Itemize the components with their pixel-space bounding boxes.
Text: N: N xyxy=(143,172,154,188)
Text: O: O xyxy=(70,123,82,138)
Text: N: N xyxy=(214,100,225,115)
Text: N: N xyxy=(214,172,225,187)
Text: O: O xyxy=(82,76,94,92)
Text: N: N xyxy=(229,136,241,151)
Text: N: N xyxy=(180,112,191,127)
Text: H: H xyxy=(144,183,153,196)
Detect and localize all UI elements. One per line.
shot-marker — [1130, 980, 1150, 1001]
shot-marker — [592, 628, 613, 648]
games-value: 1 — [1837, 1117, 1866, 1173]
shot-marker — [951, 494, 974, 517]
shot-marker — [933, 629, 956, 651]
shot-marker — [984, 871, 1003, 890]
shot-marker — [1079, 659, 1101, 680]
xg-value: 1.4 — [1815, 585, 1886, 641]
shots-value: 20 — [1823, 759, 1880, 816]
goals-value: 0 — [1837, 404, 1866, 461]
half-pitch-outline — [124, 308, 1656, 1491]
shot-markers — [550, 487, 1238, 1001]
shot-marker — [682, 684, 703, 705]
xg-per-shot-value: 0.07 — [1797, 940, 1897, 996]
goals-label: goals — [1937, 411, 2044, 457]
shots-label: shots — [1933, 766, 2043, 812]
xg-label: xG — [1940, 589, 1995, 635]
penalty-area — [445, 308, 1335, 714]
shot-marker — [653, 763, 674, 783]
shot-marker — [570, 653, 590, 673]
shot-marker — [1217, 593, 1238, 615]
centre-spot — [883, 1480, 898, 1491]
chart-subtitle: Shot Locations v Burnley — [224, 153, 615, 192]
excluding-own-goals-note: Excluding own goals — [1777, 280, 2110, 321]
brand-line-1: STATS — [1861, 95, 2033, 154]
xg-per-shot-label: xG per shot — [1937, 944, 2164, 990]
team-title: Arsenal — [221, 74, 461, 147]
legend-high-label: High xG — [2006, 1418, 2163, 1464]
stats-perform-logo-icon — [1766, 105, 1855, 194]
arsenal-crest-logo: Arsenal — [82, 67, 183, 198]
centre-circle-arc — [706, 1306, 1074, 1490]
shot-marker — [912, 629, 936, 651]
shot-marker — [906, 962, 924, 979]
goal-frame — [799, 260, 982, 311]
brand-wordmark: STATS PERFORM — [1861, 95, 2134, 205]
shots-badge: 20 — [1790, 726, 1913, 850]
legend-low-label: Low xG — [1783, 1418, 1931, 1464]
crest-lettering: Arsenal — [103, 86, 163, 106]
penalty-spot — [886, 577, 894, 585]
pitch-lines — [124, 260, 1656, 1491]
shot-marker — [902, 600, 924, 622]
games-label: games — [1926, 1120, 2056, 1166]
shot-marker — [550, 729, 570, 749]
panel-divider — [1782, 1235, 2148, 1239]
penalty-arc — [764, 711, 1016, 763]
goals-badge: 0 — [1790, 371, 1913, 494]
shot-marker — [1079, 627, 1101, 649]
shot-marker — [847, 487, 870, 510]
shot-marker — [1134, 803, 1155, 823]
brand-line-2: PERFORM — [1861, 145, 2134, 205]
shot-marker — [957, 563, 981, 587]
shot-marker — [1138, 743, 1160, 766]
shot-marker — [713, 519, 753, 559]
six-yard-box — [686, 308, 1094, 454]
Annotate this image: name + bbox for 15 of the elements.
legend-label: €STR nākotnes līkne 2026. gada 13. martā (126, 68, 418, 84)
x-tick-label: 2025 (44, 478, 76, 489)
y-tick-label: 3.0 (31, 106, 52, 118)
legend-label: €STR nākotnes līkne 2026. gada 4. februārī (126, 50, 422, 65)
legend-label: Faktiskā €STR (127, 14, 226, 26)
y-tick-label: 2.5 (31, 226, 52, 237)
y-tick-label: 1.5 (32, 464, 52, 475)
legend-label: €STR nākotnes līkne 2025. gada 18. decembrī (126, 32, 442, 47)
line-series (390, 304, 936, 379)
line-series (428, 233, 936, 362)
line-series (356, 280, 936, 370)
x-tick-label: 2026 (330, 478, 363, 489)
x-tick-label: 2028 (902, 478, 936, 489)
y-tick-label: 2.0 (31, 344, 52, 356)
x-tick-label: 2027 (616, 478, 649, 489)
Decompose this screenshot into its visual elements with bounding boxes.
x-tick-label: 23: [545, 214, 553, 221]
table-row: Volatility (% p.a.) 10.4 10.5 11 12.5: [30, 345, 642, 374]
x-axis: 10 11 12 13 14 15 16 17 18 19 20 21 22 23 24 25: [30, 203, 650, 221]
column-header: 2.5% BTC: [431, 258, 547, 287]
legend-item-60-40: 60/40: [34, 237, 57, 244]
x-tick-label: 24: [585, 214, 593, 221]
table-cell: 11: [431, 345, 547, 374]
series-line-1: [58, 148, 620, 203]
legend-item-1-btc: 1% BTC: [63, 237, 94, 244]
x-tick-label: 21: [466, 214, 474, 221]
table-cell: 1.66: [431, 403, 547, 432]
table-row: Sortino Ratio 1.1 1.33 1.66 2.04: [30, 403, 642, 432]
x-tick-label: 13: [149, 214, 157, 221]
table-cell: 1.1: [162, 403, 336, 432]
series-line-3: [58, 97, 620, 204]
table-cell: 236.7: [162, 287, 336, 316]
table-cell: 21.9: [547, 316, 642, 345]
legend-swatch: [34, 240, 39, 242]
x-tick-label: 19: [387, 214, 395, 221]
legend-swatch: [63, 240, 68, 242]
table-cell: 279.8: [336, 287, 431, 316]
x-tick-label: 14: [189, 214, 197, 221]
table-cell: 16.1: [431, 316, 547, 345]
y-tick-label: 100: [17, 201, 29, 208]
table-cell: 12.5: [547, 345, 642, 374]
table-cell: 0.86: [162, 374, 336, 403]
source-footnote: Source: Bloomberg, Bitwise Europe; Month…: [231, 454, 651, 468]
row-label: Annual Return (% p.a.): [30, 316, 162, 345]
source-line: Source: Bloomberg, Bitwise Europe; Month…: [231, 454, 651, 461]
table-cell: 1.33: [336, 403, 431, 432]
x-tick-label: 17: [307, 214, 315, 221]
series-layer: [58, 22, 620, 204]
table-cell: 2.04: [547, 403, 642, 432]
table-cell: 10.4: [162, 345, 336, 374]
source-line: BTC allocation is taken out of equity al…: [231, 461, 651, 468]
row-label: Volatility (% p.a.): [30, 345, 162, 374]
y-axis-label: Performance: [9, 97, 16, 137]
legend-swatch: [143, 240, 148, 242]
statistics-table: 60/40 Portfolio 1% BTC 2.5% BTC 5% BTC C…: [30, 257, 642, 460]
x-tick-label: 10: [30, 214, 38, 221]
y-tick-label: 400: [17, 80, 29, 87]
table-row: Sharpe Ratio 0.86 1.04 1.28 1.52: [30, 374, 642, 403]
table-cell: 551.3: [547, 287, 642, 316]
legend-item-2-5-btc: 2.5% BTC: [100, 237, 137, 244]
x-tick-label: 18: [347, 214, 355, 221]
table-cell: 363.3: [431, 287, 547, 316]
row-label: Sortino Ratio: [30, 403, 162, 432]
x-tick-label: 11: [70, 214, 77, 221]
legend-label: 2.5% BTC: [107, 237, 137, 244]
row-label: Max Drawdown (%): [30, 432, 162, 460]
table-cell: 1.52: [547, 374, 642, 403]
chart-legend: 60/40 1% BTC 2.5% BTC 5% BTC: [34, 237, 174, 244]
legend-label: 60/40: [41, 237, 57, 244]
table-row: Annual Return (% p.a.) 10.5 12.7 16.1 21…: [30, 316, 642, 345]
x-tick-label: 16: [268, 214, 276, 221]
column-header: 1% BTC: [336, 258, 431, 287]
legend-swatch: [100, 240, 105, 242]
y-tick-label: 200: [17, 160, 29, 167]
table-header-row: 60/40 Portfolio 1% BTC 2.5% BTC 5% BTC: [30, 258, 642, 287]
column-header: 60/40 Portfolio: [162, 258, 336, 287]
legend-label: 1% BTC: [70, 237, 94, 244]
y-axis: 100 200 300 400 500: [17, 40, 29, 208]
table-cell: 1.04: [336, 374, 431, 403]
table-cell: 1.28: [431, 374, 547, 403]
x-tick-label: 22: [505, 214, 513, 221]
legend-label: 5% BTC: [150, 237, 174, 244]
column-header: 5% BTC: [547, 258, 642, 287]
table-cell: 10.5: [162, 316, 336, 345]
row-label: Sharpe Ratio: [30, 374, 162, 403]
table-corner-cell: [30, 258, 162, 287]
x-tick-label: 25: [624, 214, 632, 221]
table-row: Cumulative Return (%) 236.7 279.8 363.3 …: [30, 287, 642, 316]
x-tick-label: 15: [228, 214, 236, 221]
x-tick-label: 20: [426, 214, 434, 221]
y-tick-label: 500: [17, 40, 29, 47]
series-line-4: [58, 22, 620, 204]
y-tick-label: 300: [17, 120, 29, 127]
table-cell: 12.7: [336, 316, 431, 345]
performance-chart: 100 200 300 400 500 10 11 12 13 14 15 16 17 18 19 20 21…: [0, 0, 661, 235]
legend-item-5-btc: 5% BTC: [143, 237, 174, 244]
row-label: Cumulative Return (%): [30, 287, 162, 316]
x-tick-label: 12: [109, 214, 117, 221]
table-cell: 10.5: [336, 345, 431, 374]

══════════════════════════════

▶ [Task details]: Reproduce verbatim the stretch of rows from the very first line through the line containing "shot-marker — [1079, 627, 1101, 649]", both ends included.

▶ [Complete answer]:
Itemize the components with their pixel-space bounding boxes.
Text: N: N xyxy=(143,172,154,188)
Text: O: O xyxy=(70,123,82,138)
Text: N: N xyxy=(214,100,225,115)
Text: N: N xyxy=(214,172,225,187)
Text: O: O xyxy=(82,76,94,92)
Text: N: N xyxy=(229,136,241,151)
Text: N: N xyxy=(180,112,191,127)
Text: H: H xyxy=(144,183,153,196)
Detect and localize all UI elements. One per line.
shot-marker — [1130, 980, 1150, 1001]
shot-marker — [592, 628, 613, 648]
games-value: 1 — [1837, 1117, 1866, 1173]
shot-marker — [951, 494, 974, 517]
shot-marker — [933, 629, 956, 651]
shot-marker — [984, 871, 1003, 890]
shot-marker — [1079, 659, 1101, 680]
xg-value: 1.4 — [1815, 585, 1886, 641]
shots-value: 20 — [1823, 759, 1880, 816]
goals-value: 0 — [1837, 404, 1866, 461]
half-pitch-outline — [124, 308, 1656, 1491]
shot-markers — [550, 487, 1238, 1001]
shot-marker — [682, 684, 703, 705]
xg-per-shot-value: 0.07 — [1797, 940, 1897, 996]
goals-label: goals — [1937, 411, 2044, 457]
shots-label: shots — [1933, 766, 2043, 812]
xg-label: xG — [1940, 589, 1995, 635]
penalty-area — [445, 308, 1335, 714]
shot-marker — [653, 763, 674, 783]
shot-marker — [570, 653, 590, 673]
shot-marker — [1217, 593, 1238, 615]
centre-spot — [883, 1480, 898, 1491]
chart-subtitle: Shot Locations v Burnley — [224, 153, 615, 192]
excluding-own-goals-note: Excluding own goals — [1777, 280, 2110, 321]
brand-line-1: STATS — [1861, 95, 2033, 154]
xg-per-shot-label: xG per shot — [1937, 944, 2164, 990]
team-title: Arsenal — [221, 74, 461, 147]
legend-high-label: High xG — [2006, 1418, 2163, 1464]
stats-perform-logo-icon — [1766, 105, 1855, 194]
arsenal-crest-logo: Arsenal — [82, 67, 183, 198]
centre-circle-arc — [706, 1306, 1074, 1490]
shot-marker — [912, 629, 936, 651]
shot-marker — [906, 962, 924, 979]
goal-frame — [799, 260, 982, 311]
brand-wordmark: STATS PERFORM — [1861, 95, 2134, 205]
shots-badge: 20 — [1790, 726, 1913, 850]
legend-low-label: Low xG — [1783, 1418, 1931, 1464]
crest-lettering: Arsenal — [103, 86, 163, 106]
penalty-spot — [886, 577, 894, 585]
pitch-lines — [124, 260, 1656, 1491]
shot-marker — [902, 600, 924, 622]
games-label: games — [1926, 1120, 2056, 1166]
shot-marker — [550, 729, 570, 749]
panel-divider — [1782, 1235, 2148, 1239]
penalty-arc — [764, 711, 1016, 763]
goals-badge: 0 — [1790, 371, 1913, 494]
shot-marker — [1079, 627, 1101, 649]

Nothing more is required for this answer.